═════ Listing ═════
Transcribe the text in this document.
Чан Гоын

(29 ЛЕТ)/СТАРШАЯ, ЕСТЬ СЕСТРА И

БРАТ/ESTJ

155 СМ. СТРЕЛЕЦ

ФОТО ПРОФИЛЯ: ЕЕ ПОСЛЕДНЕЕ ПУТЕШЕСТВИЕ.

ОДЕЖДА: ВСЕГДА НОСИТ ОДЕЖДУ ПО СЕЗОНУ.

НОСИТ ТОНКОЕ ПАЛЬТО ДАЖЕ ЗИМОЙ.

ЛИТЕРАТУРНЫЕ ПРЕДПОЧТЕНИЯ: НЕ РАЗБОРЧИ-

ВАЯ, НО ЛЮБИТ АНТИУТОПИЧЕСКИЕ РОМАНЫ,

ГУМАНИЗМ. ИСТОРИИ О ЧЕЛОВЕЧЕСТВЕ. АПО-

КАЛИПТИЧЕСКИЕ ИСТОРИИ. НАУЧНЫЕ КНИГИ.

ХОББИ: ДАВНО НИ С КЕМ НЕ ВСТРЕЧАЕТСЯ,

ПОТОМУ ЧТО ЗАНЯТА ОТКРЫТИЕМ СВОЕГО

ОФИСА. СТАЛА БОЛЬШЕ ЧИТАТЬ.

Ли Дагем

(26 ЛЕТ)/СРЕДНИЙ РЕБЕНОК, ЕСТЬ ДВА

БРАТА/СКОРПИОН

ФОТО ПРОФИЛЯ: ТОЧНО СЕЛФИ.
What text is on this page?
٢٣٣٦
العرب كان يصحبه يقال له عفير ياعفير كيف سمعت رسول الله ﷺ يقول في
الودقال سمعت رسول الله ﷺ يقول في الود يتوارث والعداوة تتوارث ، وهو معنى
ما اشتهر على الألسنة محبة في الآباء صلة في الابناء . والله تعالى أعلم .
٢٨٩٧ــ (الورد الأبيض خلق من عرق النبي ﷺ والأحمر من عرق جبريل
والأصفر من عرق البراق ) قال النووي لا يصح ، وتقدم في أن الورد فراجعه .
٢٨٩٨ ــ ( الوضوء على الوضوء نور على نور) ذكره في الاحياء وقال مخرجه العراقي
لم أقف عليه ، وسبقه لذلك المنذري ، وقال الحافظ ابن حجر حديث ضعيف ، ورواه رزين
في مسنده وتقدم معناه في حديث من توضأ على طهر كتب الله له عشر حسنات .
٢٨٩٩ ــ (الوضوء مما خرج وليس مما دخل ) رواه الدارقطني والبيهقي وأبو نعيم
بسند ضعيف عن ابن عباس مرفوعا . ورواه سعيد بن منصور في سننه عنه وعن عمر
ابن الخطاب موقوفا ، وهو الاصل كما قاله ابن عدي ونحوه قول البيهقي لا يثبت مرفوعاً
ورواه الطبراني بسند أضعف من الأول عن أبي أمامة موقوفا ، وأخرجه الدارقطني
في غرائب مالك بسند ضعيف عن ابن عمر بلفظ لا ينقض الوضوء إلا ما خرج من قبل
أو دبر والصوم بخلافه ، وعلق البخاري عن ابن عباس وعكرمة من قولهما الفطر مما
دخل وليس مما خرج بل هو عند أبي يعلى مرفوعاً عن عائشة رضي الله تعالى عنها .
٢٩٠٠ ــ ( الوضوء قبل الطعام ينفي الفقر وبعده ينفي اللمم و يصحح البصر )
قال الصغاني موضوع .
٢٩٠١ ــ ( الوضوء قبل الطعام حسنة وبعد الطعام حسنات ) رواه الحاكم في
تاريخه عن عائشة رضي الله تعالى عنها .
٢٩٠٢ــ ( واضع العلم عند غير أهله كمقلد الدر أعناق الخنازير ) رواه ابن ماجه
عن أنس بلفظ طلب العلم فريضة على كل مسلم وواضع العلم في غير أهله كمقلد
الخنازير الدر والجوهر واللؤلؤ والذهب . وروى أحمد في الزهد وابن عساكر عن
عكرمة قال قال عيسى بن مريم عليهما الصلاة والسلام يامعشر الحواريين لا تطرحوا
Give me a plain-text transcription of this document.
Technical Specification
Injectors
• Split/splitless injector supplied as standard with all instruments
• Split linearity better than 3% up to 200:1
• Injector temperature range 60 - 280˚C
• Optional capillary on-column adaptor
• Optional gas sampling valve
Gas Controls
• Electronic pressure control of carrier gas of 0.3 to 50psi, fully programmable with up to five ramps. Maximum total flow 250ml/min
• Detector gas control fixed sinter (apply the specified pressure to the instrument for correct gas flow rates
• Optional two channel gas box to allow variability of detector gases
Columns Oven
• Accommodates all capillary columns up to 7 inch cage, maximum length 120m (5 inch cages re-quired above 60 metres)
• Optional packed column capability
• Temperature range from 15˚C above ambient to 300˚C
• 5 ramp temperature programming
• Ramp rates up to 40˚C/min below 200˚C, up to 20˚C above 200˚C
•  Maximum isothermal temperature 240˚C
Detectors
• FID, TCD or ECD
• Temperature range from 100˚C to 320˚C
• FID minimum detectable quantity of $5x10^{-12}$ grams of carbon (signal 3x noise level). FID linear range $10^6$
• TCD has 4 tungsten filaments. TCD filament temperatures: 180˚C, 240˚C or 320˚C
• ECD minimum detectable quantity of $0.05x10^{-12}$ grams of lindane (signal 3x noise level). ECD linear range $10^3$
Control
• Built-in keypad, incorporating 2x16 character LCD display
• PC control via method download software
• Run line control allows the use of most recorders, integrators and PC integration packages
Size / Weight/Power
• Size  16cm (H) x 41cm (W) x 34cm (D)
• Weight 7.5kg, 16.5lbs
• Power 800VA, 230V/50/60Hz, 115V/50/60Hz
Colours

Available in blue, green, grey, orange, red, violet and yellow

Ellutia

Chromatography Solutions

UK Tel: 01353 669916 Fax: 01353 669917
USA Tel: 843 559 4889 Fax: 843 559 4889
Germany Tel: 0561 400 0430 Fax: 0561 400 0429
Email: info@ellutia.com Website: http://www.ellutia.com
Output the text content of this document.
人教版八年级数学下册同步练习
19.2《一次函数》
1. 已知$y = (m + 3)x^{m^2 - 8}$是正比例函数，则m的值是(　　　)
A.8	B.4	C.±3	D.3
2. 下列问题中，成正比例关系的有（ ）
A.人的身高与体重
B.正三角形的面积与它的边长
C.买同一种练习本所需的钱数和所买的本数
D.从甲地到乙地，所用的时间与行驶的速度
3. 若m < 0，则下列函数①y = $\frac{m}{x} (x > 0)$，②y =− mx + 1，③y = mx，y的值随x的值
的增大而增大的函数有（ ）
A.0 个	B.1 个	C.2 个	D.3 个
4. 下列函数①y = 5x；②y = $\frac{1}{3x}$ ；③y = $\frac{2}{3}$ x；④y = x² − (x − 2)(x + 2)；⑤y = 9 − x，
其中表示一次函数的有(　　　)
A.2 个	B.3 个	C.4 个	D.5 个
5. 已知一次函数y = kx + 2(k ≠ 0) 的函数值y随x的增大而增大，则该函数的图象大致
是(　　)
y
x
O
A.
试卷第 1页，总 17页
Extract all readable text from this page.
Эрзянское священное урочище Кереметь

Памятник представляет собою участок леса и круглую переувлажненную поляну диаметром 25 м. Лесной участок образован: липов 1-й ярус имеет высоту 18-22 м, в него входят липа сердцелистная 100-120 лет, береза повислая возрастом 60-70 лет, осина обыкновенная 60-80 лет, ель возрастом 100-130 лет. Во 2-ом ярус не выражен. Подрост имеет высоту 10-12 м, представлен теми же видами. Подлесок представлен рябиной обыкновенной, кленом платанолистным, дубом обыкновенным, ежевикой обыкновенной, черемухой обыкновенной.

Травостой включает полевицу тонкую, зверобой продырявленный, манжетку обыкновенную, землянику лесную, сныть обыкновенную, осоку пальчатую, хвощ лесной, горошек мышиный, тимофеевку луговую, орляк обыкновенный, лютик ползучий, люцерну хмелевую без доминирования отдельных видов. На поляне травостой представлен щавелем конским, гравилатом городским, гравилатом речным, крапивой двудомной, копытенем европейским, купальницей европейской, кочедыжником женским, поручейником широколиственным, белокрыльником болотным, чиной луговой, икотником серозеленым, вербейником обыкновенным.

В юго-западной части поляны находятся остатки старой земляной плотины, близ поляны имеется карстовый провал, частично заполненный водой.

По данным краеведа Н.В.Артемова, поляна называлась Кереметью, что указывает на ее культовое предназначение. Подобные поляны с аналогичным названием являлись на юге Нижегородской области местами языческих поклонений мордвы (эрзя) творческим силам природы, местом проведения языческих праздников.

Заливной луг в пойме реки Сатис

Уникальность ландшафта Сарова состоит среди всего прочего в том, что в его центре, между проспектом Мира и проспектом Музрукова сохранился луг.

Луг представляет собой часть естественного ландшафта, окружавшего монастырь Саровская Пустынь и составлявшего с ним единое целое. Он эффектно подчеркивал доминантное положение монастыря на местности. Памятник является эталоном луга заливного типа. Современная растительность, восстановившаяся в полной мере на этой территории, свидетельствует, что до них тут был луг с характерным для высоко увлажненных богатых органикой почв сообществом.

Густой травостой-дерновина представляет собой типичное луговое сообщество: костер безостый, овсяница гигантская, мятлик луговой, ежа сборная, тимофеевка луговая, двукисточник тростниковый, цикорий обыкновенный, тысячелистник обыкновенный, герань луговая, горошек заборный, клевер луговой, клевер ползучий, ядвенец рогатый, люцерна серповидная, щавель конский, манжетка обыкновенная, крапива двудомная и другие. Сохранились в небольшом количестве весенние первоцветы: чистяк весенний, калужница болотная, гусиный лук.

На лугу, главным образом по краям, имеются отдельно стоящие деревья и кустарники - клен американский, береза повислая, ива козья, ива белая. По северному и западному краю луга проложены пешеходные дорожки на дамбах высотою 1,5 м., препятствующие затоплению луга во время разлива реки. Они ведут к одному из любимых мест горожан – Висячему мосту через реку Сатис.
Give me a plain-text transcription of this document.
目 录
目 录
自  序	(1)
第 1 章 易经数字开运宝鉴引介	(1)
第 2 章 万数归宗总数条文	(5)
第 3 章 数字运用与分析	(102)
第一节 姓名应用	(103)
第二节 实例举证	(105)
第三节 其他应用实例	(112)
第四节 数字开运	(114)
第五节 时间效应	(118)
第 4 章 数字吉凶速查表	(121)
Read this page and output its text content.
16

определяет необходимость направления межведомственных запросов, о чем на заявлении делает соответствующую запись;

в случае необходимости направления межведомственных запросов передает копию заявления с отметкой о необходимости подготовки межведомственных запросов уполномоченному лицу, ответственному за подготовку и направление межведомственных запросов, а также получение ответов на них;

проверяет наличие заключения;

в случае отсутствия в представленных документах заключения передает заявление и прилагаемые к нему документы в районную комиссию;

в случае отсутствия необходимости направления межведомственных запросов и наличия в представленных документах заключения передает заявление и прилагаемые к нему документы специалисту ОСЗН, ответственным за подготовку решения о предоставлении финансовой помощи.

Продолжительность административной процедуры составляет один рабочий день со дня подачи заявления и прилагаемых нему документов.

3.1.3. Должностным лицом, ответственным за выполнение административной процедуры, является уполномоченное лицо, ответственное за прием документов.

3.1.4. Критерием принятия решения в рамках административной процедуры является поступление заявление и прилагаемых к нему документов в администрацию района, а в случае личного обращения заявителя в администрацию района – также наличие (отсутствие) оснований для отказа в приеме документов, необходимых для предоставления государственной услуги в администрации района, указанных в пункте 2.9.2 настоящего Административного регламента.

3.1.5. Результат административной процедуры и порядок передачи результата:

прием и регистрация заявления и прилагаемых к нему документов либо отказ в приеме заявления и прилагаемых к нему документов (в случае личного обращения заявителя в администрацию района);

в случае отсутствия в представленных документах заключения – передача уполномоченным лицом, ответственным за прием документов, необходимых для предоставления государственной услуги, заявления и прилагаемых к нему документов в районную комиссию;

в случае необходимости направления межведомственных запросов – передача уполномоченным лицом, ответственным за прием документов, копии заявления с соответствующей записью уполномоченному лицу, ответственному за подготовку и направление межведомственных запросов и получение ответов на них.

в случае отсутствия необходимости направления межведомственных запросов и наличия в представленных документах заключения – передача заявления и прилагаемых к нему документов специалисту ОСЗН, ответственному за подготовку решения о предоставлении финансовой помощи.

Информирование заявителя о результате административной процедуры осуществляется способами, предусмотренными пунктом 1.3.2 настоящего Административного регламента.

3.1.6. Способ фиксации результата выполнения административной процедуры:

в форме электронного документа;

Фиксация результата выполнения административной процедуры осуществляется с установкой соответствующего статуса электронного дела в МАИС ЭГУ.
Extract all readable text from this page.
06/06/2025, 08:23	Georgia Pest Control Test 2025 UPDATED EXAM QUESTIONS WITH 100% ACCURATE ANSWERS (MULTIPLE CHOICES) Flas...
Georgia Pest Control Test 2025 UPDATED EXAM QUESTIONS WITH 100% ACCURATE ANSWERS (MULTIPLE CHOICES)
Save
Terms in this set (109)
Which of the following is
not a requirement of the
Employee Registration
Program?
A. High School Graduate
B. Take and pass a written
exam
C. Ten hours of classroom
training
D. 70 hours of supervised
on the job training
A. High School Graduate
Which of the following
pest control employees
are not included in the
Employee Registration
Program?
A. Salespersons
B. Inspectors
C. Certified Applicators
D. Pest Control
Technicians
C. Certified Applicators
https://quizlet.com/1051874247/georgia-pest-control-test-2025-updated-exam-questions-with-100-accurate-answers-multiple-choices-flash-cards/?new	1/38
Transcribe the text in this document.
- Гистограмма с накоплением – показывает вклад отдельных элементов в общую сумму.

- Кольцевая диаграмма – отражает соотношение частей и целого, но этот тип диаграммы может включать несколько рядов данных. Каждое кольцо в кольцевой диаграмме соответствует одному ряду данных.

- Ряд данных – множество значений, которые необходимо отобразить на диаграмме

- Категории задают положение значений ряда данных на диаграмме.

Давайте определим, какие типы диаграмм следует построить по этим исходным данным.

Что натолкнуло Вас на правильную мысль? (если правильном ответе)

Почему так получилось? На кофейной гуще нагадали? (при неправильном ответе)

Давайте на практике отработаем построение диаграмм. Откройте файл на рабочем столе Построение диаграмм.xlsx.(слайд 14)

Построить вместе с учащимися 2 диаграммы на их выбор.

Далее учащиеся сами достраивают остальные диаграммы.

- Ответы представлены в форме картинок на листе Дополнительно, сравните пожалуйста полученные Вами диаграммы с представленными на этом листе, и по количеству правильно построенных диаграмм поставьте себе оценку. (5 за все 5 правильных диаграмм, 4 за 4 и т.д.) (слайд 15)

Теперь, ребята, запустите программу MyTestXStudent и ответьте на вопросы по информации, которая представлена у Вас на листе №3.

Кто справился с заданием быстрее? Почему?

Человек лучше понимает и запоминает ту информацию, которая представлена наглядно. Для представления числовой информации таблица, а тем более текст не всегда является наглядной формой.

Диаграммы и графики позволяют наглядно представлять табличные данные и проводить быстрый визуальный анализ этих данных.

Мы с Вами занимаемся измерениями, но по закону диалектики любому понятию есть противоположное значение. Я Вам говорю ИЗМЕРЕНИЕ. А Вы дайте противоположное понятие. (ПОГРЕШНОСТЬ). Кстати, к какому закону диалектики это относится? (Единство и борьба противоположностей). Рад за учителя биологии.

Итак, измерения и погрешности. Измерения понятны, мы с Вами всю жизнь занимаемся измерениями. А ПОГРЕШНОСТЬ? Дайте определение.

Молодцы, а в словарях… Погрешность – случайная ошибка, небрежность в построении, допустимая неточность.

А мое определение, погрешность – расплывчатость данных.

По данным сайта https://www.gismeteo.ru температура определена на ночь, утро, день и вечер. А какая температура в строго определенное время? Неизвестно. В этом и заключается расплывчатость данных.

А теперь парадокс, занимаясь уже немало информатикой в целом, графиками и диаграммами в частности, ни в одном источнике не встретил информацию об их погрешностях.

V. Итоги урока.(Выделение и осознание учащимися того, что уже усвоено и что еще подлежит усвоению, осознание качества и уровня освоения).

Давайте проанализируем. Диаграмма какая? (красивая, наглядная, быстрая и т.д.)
═════
_What you are asked to do_. Report every line in the data above in which the word "بلفظ" appears.

_Output_.
في غرائب مالك بسند ضعيف عن ابن عمر بلفظ لا ينقض الوضوء إلا ما خرج من قبل
عن أنس بلفظ طلب العلم فريضة على كل مسلم وواضع العلم في غير أهله كمقلد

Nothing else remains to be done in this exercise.